■ What the task asks: In the listing below, locate the lines that hold the string "együttesen". Copy those lines.

>> begin Data lines

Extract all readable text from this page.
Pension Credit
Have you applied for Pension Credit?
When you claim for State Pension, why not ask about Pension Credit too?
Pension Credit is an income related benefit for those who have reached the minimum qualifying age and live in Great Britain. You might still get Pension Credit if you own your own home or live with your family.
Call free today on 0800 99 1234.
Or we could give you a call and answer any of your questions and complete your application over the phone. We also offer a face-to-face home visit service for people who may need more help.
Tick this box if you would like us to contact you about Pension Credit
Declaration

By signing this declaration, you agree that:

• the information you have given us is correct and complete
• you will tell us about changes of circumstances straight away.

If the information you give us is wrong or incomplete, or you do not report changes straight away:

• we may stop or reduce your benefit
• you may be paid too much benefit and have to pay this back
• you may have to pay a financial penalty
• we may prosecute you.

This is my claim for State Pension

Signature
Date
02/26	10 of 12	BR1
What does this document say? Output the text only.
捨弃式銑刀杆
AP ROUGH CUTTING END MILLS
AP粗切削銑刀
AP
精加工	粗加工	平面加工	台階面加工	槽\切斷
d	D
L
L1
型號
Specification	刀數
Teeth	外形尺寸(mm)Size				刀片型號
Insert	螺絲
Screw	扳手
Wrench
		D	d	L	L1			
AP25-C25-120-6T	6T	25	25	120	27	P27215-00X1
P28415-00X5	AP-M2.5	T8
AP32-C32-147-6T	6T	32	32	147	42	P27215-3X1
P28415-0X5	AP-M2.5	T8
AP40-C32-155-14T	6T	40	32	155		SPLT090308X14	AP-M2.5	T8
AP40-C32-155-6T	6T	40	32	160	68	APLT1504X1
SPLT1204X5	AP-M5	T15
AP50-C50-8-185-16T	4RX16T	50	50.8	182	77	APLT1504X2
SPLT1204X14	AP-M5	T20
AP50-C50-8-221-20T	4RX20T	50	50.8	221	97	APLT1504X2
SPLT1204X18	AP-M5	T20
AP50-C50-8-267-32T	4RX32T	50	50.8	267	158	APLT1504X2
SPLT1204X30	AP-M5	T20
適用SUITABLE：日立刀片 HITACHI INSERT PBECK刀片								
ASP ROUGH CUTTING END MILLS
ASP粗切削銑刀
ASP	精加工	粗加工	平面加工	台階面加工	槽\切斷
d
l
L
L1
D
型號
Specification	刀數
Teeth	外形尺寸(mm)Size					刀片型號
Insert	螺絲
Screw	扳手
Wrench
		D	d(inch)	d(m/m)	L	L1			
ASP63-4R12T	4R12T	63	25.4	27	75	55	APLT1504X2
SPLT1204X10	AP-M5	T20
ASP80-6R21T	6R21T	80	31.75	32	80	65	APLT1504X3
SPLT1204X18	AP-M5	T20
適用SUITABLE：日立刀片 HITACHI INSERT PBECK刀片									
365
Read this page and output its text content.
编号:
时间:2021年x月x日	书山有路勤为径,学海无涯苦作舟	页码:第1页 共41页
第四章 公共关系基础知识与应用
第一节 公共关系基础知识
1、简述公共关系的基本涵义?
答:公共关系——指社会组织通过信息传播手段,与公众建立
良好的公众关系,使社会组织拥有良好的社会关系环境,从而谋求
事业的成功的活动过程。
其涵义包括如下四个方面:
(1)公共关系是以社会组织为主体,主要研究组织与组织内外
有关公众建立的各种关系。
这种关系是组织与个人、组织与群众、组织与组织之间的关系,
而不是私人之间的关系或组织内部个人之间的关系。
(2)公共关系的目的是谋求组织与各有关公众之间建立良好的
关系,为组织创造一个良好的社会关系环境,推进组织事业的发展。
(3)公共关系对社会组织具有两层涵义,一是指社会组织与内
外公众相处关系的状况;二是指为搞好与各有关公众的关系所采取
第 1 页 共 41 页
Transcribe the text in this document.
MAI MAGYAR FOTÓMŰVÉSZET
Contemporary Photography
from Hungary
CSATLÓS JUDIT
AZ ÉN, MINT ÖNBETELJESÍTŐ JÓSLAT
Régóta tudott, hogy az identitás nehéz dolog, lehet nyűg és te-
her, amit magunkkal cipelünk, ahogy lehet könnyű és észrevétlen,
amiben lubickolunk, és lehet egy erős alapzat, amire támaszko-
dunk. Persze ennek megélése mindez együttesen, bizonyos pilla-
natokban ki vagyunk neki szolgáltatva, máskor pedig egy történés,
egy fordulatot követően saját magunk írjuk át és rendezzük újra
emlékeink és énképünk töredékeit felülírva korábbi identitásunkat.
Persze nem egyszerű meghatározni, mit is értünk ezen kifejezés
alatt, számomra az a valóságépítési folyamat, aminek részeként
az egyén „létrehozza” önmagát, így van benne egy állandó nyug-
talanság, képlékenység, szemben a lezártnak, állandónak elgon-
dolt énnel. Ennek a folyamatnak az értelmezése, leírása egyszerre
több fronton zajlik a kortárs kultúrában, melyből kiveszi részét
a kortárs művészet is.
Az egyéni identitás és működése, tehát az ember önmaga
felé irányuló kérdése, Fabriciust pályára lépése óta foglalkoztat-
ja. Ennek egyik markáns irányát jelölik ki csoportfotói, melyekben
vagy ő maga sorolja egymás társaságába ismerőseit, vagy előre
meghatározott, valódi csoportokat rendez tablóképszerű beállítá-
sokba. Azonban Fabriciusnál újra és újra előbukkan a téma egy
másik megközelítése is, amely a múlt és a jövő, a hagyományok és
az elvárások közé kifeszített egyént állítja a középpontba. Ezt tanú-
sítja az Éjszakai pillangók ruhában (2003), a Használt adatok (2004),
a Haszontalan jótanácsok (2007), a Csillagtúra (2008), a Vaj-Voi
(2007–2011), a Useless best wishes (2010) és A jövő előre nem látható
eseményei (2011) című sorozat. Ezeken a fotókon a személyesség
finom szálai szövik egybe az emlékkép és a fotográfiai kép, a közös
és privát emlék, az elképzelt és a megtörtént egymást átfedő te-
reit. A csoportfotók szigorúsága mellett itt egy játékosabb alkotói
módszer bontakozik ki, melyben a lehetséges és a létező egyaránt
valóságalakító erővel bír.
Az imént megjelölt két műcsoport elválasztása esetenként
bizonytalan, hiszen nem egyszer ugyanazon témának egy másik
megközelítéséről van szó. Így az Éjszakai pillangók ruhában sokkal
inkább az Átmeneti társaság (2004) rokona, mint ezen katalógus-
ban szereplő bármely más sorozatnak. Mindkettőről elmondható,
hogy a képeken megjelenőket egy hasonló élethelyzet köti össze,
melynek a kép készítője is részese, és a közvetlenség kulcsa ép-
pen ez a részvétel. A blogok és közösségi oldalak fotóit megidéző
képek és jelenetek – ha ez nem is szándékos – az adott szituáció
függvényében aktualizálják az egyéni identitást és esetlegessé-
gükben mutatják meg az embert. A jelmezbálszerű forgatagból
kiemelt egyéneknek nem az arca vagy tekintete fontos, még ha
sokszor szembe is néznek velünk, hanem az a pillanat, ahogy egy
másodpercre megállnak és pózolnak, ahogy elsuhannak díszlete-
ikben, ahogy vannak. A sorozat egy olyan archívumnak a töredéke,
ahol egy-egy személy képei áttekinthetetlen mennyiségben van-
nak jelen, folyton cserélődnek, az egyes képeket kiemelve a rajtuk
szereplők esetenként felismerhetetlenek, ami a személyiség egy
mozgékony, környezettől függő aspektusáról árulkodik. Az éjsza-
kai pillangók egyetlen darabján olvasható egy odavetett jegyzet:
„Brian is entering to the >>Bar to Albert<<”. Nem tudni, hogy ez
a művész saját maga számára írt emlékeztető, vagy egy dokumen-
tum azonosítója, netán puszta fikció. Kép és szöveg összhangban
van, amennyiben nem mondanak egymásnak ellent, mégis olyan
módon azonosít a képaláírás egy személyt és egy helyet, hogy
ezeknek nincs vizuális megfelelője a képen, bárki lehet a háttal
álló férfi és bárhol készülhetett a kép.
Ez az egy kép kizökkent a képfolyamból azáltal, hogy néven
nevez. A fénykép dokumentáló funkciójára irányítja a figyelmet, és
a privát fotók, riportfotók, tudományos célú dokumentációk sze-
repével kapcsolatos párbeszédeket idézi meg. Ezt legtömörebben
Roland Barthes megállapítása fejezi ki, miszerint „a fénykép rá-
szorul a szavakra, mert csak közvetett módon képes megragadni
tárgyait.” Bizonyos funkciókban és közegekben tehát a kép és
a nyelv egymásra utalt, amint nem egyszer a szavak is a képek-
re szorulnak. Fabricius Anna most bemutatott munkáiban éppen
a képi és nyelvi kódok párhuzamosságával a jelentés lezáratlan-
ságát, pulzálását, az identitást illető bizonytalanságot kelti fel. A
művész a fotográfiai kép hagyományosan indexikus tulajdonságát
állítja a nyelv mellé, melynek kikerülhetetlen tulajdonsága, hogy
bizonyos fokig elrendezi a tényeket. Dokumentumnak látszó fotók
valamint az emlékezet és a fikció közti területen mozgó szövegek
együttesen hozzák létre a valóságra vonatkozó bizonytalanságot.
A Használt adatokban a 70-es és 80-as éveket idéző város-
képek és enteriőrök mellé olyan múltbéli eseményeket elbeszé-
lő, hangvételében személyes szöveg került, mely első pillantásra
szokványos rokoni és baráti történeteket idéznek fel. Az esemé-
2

>> end Data lines

■ Complete response:
dunk. Persze ennek megélése mindez együttesen, bizonyos pilla-
együttesen hozzák létre a valóságra vonatkozó bizonytalanságot.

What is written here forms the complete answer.